▸ WHAT IS ASKED
Extract the listing in its entirety, keeping each line identical to the original.

▸ EXTRACTED INFORMATION
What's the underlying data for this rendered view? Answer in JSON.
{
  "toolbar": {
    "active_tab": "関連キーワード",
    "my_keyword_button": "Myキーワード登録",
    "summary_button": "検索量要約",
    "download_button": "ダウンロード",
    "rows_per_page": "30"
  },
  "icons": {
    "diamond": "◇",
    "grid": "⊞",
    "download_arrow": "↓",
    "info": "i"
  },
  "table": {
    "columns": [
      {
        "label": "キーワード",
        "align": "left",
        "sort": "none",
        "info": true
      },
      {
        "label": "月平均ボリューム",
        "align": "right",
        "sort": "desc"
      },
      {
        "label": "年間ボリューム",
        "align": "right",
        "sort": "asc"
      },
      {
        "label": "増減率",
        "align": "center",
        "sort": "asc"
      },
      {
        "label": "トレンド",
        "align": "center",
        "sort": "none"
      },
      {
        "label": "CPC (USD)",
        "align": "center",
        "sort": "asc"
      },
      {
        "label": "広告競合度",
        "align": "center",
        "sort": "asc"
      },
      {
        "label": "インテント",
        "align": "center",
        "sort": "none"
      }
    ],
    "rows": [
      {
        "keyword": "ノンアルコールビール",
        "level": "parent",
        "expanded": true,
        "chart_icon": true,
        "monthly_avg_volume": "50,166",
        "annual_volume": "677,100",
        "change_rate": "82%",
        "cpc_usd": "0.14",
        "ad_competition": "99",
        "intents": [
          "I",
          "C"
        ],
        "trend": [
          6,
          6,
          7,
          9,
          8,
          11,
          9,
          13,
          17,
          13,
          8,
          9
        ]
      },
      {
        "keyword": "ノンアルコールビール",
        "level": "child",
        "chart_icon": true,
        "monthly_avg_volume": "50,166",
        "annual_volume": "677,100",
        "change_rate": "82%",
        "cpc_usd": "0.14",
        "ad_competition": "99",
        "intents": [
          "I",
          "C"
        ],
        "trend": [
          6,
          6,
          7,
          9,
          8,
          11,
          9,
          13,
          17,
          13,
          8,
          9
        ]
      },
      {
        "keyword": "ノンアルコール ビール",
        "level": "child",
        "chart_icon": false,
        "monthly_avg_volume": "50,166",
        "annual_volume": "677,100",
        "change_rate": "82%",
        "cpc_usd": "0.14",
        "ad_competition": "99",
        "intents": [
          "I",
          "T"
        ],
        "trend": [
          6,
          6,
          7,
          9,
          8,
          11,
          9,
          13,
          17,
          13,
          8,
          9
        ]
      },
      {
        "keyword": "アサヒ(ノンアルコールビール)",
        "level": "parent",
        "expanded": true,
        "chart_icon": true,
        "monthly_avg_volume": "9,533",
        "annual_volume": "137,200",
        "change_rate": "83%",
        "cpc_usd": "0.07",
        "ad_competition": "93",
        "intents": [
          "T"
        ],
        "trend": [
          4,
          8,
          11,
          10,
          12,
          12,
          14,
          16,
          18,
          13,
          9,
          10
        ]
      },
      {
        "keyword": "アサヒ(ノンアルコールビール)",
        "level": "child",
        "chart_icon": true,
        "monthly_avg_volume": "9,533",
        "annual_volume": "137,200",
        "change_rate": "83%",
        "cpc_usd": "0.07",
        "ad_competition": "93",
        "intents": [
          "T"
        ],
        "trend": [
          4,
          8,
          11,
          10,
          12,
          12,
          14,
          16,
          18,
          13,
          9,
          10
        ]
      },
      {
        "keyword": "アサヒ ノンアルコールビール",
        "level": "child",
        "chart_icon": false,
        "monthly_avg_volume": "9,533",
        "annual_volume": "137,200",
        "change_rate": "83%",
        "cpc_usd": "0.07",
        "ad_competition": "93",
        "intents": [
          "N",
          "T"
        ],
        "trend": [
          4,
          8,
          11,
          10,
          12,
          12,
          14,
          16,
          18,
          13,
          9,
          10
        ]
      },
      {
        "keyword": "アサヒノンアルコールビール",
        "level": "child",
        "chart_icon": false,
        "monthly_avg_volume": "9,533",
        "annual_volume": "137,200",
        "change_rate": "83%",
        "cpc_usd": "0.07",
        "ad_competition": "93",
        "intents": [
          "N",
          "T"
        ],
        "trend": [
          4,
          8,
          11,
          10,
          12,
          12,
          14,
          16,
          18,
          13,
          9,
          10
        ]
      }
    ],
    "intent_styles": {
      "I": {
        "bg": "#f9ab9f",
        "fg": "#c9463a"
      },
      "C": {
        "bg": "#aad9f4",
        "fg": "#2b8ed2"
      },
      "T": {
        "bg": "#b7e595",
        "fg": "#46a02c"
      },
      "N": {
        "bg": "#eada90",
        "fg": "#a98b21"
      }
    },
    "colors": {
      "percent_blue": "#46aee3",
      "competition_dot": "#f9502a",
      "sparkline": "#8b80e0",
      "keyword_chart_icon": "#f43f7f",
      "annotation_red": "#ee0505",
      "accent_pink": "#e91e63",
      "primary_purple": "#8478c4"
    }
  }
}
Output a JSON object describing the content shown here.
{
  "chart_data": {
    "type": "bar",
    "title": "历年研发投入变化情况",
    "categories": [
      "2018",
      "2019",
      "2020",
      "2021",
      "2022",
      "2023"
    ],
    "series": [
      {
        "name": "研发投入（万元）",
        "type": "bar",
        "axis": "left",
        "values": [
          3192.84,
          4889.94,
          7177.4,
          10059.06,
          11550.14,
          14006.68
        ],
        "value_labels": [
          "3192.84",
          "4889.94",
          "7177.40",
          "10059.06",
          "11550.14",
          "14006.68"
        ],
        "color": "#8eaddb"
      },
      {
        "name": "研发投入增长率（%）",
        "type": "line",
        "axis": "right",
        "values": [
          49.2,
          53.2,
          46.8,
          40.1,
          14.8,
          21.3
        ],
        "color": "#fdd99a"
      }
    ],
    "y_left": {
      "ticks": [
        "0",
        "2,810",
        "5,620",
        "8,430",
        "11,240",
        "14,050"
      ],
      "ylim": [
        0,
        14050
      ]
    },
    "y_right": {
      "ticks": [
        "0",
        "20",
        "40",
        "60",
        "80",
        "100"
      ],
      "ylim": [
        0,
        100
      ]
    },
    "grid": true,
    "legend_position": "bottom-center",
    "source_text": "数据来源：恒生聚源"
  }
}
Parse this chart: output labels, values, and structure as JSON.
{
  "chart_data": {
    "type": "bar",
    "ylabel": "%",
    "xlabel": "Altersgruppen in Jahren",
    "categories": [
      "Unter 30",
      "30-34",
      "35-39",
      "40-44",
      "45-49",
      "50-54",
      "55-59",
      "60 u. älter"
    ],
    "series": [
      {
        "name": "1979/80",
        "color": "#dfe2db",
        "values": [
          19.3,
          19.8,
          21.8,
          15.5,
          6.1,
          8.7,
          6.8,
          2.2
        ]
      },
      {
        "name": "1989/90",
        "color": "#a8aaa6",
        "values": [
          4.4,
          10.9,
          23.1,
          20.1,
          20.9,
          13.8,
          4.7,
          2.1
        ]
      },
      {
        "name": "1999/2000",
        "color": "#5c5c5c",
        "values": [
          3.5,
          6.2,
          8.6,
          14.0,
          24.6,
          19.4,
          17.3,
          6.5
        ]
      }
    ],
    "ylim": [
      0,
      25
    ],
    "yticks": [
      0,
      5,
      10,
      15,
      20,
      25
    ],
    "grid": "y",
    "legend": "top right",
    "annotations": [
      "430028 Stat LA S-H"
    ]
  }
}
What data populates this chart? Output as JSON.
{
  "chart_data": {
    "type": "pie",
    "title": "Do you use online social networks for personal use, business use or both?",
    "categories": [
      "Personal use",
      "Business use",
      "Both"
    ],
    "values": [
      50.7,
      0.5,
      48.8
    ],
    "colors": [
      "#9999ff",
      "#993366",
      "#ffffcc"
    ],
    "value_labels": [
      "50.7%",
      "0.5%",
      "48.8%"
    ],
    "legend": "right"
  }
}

▸ SOLUTION FOR THIS EXERCISE
What's the underlying data for this rendered view? Answer in JSON.
{
  "toolbar": {
    "active_tab": "関連キーワード",
    "my_keyword_button": "Myキーワード登録",
    "summary_button": "検索量要約",
    "download_button": "ダウンロード",
    "rows_per_page": "30"
  },
  "icons": {
    "diamond": "◇",
    "grid": "⊞",
    "download_arrow": "↓",
    "info": "i"
  },
  "table": {
    "columns": [
      {
        "label": "キーワード",
        "align": "left",
        "sort": "none",
        "info": true
      },
      {
        "label": "月平均ボリューム",
        "align": "right",
        "sort": "desc"
      },
      {
        "label": "年間ボリューム",
        "align": "right",
        "sort": "asc"
      },
      {
        "label": "増減率",
        "align": "center",
        "sort": "asc"
      },
      {
        "label": "トレンド",
        "align": "center",
        "sort": "none"
      },
      {
        "label": "CPC (USD)",
        "align": "center",
        "sort": "asc"
      },
      {
        "label": "広告競合度",
        "align": "center",
        "sort": "asc"
      },
      {
        "label": "インテント",
        "align": "center",
        "sort": "none"
      }
    ],
    "rows": [
      {
        "keyword": "ノンアルコールビール",
        "level": "parent",
        "expanded": true,
        "chart_icon": true,
        "monthly_avg_volume": "50,166",
        "annual_volume": "677,100",
        "change_rate": "82%",
        "cpc_usd": "0.14",
        "ad_competition": "99",
        "intents": [
          "I",
          "C"
        ],
        "trend": [
          6,
          6,
          7,
          9,
          8,
          11,
          9,
          13,
          17,
          13,
          8,
          9
        ]
      },
      {
        "keyword": "ノンアルコールビール",
        "level": "child",
        "chart_icon": true,
        "monthly_avg_volume": "50,166",
        "annual_volume": "677,100",
        "change_rate": "82%",
        "cpc_usd": "0.14",
        "ad_competition": "99",
        "intents": [
          "I",
          "C"
        ],
        "trend": [
          6,
          6,
          7,
          9,
          8,
          11,
          9,
          13,
          17,
          13,
          8,
          9
        ]
      },
      {
        "keyword": "ノンアルコール ビール",
        "level": "child",
        "chart_icon": false,
        "monthly_avg_volume": "50,166",
        "annual_volume": "677,100",
        "change_rate": "82%",
        "cpc_usd": "0.14",
        "ad_competition": "99",
        "intents": [
          "I",
          "T"
        ],
        "trend": [
          6,
          6,
          7,
          9,
          8,
          11,
          9,
          13,
          17,
          13,
          8,
          9
        ]
      },
      {
        "keyword": "アサヒ(ノンアルコールビール)",
        "level": "parent",
        "expanded": true,
        "chart_icon": true,
        "monthly_avg_volume": "9,533",
        "annual_volume": "137,200",
        "change_rate": "83%",
        "cpc_usd": "0.07",
        "ad_competition": "93",
        "intents": [
          "T"
        ],
        "trend": [
          4,
          8,
          11,
          10,
          12,
          12,
          14,
          16,
          18,
          13,
          9,
          10
        ]
      },
      {
        "keyword": "アサヒ(ノンアルコールビール)",
        "level": "child",
        "chart_icon": true,
        "monthly_avg_volume": "9,533",
        "annual_volume": "137,200",
        "change_rate": "83%",
        "cpc_usd": "0.07",
        "ad_competition": "93",
        "intents": [
          "T"
        ],
        "trend": [
          4,
          8,
          11,
          10,
          12,
          12,
          14,
          16,
          18,
          13,
          9,
          10
        ]
      },
      {
        "keyword": "アサヒ ノンアルコールビール",
        "level": "child",
        "chart_icon": false,
        "monthly_avg_volume": "9,533",
        "annual_volume": "137,200",
        "change_rate": "83%",
        "cpc_usd": "0.07",
        "ad_competition": "93",
        "intents": [
          "N",
          "T"
        ],
        "trend": [
          4,
          8,
          11,
          10,
          12,
          12,
          14,
          16,
          18,
          13,
          9,
          10
        ]
      },
      {
        "keyword": "アサヒノンアルコールビール",
        "level": "child",
        "chart_icon": false,
        "monthly_avg_volume": "9,533",
        "annual_volume": "137,200",
        "change_rate": "83%",
        "cpc_usd": "0.07",
        "ad_competition": "93",
        "intents": [
          "N",
          "T"
        ],
        "trend": [
          4,
          8,
          11,
          10,
          12,
          12,
          14,
          16,
          18,
          13,
          9,
          10
        ]
      }
    ],
    "intent_styles": {
      "I": {
        "bg": "#f9ab9f",
        "fg": "#c9463a"
      },
      "C": {
        "bg": "#aad9f4",
        "fg": "#2b8ed2"
      },
      "T": {
        "bg": "#b7e595",
        "fg": "#46a02c"
      },
      "N": {
        "bg": "#eada90",
        "fg": "#a98b21"
      }
    },
    "colors": {
      "percent_blue": "#46aee3",
      "competition_dot": "#f9502a",
      "sparkline": "#8b80e0",
      "keyword_chart_icon": "#f43f7f",
      "annotation_red": "#ee0505",
      "accent_pink": "#e91e63",
      "primary_purple": "#8478c4"
    }
  }
}
Output a JSON object describing the content shown here.
{
  "chart_data": {
    "type": "bar",
    "title": "历年研发投入变化情况",
    "categories": [
      "2018",
      "2019",
      "2020",
      "2021",
      "2022",
      "2023"
    ],
    "series": [
      {
        "name": "研发投入（万元）",
        "type": "bar",
        "axis": "left",
        "values": [
          3192.84,
          4889.94,
          7177.4,
          10059.06,
          11550.14,
          14006.68
        ],
        "value_labels": [
          "3192.84",
          "4889.94",
          "7177.40",
          "10059.06",
          "11550.14",
          "14006.68"
        ],
        "color": "#8eaddb"
      },
      {
        "name": "研发投入增长率（%）",
        "type": "line",
        "axis": "right",
        "values": [
          49.2,
          53.2,
          46.8,
          40.1,
          14.8,
          21.3
        ],
        "color": "#fdd99a"
      }
    ],
    "y_left": {
      "ticks": [
        "0",
        "2,810",
        "5,620",
        "8,430",
        "11,240",
        "14,050"
      ],
      "ylim": [
        0,
        14050
      ]
    },
    "y_right": {
      "ticks": [
        "0",
        "20",
        "40",
        "60",
        "80",
        "100"
      ],
      "ylim": [
        0,
        100
      ]
    },
    "grid": true,
    "legend_position": "bottom-center",
    "source_text": "数据来源：恒生聚源"
  }
}
Parse this chart: output labels, values, and structure as JSON.
{
  "chart_data": {
    "type": "bar",
    "ylabel": "%",
    "xlabel": "Altersgruppen in Jahren",
    "categories": [
      "Unter 30",
      "30-34",
      "35-39",
      "40-44",
      "45-49",
      "50-54",
      "55-59",
      "60 u. älter"
    ],
    "series": [
      {
        "name": "1979/80",
        "color": "#dfe2db",
        "values": [
          19.3,
          19.8,
          21.8,
          15.5,
          6.1,
          8.7,
          6.8,
          2.2
        ]
      },
      {
        "name": "1989/90",
        "color": "#a8aaa6",
        "values": [
          4.4,
          10.9,
          23.1,
          20.1,
          20.9,
          13.8,
          4.7,
          2.1
        ]
      },
      {
        "name": "1999/2000",
        "color": "#5c5c5c",
        "values": [
          3.5,
          6.2,
          8.6,
          14.0,
          24.6,
          19.4,
          17.3,
          6.5
        ]
      }
    ],
    "ylim": [
      0,
      25
    ],
    "yticks": [
      0,
      5,
      10,
      15,
      20,
      25
    ],
    "grid": "y",
    "legend": "top right",
    "annotations": [
      "430028 Stat LA S-H"
    ]
  }
}
What data populates this chart? Output as JSON.
{
  "chart_data": {
    "type": "pie",
    "title": "Do you use online social networks for personal use, business use or both?",
    "categories": [
      "Personal use",
      "Business use",
      "Both"
    ],
    "values": [
      50.7,
      0.5,
      48.8
    ],
    "colors": [
      "#9999ff",
      "#993366",
      "#ffffcc"
    ],
    "value_labels": [
      "50.7%",
      "0.5%",
      "48.8%"
    ],
    "legend": "right"
  }
}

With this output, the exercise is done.